[Ação necessária 1] Liste todas as instituições econômicas e estatísticas mencionadas no texto sobre o bloqueio do Estreito de Ormuz.
[Ação necessária 2] No texto sobre o bloqueio do Estreito de Ormuz, reescreva o trecho entre "Uma das principais" e "versão suave abrasileirada).", inclusive, trocando "investidores" por "operadores".

[Texto extraído]
= = =
Bom dia!
Após o fracasso na primeira rodada de negociações entre Estados Unidos e Irã, durante o final de semana, o presidente americano, Donald Trump, disse que vai bloquear o Estreito de Ormuz. Desde a semana passada, Teerã vinha autorizando a passagem de navios sob a condição de pagamento de pedágio. O republicano fala agora em bombardear aqueles que fizerem uma parada no Irã para pagar a nova tarifa. O regime iraniano chamou o bloqueio naval de ilegal e ameaçou atacar portos no Golfo.
A reação dos mercados financeiros foi imediata: o petróleo disparou e voltou a ser negociado acima dos US$ 100 por barril. Já os futuros das bolsas americanas recuam, espalhando perdas pela Europa. O EWZ, fundo que representa as ações brasileiras em Nova York, também começa a semana em baixa.
Uma das principais dificuldades do mercado financeiro tem sido distinguir o que é fato do que é bravata entre as declarações de Donald Trump. Na dúvida, investidores compram todas as ameaças como verdade, isso apesar dos ultimatos nunca serem cumpridos. A guerra no Oriente Médio cada vez mais consolida o apelido “TACO” dado ao presidente americano (Trump always chickens out, ou Trump sempre amarela, numa versão suave abrasileirada).
Para além dos ditos de Trump, o fato é que a disparada – e a volatilidade – dos preços dos combustíveis cobra um preço na economia real. Nesta segunda, o BC atualiza as projeções de inflação colhidas no Boletim Focus, dias após o IBGE mostrar que a inflação subiu mais que o esperado em março. Além disso, a semana será marcada pelas reuniões do FMI e do Banco Mundial, nos EUA. Lá, as lideranças econômicas globais devem ter uma pauta única: as consequências do estrangulamento na oferta de energia para o PIB global. Bons negócios.
= = =
[Trecho dos dados]

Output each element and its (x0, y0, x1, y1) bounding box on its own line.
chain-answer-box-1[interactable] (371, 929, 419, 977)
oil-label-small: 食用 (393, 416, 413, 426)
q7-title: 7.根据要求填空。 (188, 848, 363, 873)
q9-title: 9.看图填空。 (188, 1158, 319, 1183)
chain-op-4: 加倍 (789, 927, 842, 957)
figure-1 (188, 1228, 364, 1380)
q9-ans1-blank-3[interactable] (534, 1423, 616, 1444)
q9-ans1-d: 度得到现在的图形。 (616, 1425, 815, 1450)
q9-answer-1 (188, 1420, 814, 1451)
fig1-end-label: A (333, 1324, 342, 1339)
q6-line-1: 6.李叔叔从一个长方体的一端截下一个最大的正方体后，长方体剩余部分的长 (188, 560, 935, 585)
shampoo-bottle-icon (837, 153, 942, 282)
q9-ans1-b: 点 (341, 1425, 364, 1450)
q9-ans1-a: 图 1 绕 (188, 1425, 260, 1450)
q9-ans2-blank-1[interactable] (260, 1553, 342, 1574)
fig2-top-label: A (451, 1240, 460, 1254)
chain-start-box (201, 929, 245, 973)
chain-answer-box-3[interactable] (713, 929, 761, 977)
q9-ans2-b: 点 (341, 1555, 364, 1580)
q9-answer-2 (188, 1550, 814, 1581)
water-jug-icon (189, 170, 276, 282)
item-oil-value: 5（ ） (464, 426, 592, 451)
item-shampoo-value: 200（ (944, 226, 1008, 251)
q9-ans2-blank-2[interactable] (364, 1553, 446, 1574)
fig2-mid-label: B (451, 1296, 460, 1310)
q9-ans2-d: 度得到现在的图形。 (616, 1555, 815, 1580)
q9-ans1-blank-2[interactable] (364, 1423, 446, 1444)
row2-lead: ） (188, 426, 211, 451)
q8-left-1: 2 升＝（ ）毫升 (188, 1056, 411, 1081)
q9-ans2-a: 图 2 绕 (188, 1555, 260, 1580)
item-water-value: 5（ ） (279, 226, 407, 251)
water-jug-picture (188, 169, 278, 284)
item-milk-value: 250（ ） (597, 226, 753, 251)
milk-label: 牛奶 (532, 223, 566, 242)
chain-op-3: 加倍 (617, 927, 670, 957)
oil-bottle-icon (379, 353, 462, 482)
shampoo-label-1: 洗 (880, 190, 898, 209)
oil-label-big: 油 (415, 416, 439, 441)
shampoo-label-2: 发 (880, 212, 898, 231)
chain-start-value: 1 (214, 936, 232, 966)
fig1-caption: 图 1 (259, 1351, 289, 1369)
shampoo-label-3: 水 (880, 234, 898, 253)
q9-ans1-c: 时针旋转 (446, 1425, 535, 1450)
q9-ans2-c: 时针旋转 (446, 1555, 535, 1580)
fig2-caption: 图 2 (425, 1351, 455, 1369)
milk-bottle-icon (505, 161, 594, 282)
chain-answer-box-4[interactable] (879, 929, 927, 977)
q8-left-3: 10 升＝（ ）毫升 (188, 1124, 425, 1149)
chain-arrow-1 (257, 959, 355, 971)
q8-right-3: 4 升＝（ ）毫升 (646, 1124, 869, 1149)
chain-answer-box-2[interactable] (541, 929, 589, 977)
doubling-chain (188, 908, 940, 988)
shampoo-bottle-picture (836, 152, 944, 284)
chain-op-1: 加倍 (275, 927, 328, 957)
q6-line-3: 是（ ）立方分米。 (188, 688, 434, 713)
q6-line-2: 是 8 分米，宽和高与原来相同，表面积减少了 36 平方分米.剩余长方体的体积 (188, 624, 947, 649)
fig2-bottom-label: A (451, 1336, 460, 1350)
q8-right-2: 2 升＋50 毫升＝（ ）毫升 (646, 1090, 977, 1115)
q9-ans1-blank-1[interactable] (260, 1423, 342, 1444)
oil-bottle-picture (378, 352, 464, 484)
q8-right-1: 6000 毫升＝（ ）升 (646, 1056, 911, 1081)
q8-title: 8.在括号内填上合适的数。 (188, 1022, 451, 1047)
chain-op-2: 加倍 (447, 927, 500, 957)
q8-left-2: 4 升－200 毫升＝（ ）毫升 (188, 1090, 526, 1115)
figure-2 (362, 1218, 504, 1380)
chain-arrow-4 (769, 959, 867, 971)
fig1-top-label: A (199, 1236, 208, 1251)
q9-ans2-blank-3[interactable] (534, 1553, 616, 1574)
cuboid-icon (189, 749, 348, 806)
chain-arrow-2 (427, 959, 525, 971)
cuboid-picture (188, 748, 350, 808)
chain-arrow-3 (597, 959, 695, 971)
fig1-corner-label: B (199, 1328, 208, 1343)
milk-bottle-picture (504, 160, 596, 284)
= = =
[Solução da tarefa 1] BC, IBGE, FMI e Banco Mundial.

[Solução da tarefa 2]
Uma das principais dificuldades do mercado financeiro tem sido distinguir o que é fato do que é bravata entre as declarações de Donald Trump. Na dúvida, operadores compram todas as ameaças como verdade, isso apesar dos ultimatos nunca serem cumpridos. A guerra no Oriente Médio cada vez mais consolida o apelido “TACO” dado ao presidente americano (Trump always chickens out, ou Trump sempre amarela, numa versão suave abrasileirada).